(Recorded data)
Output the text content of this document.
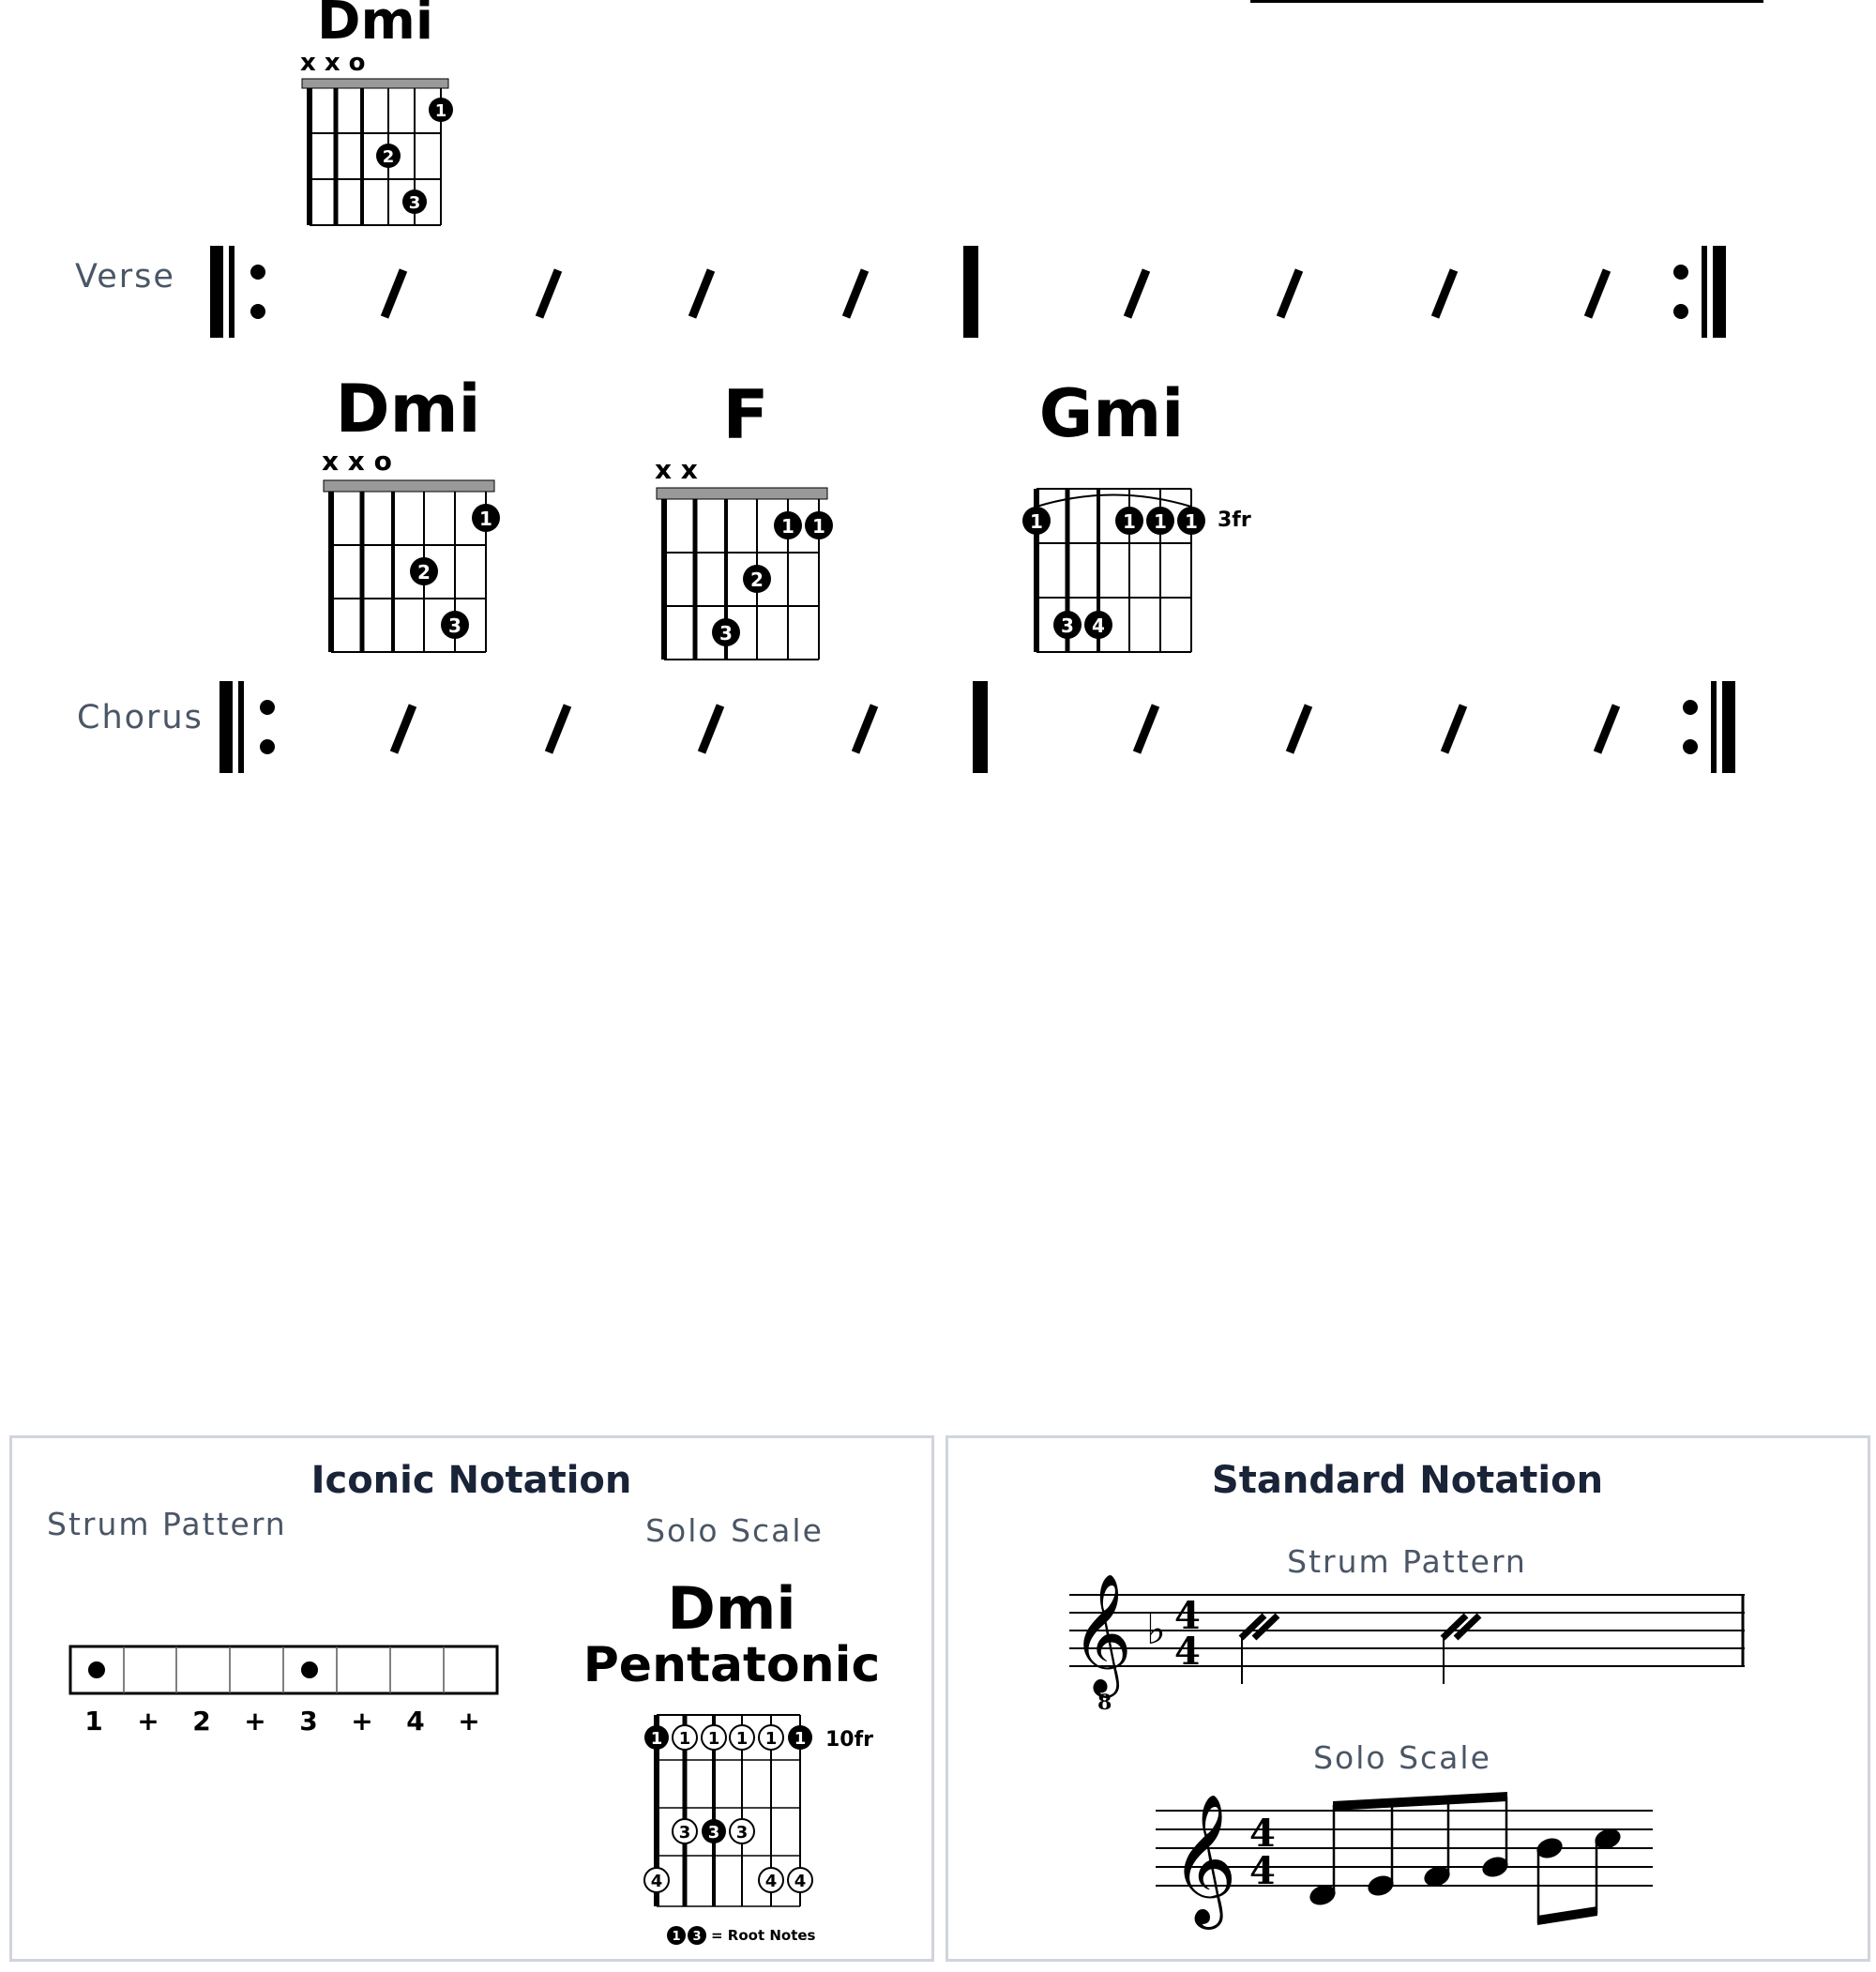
Dmi
x x o
1
2
3
Verse
Dmi
x x o
1
2
3
F
x x
1 1
2
3
Gmi
1	1 1 1
3 4
3fr
Chorus
Iconic Notation
Strum Pattern	Solo Scale
1	+	2	+	3	+	4	+
Dmi
Pentatonic
1 1 1 1 1 1
3 3 3
4	4 4
10fr
1 3 = Root Notes
Standard Notation
Strum Pattern
𝄞 ♭ 4
4
8
Solo Scale
𝄞 4
4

• STATED PROBLEM: Out of the preceding entries, pull every line containing the string "Strum".

• ANSWER TO THE EXERCISE:
Strum Pattern	Solo Scale
Strum Pattern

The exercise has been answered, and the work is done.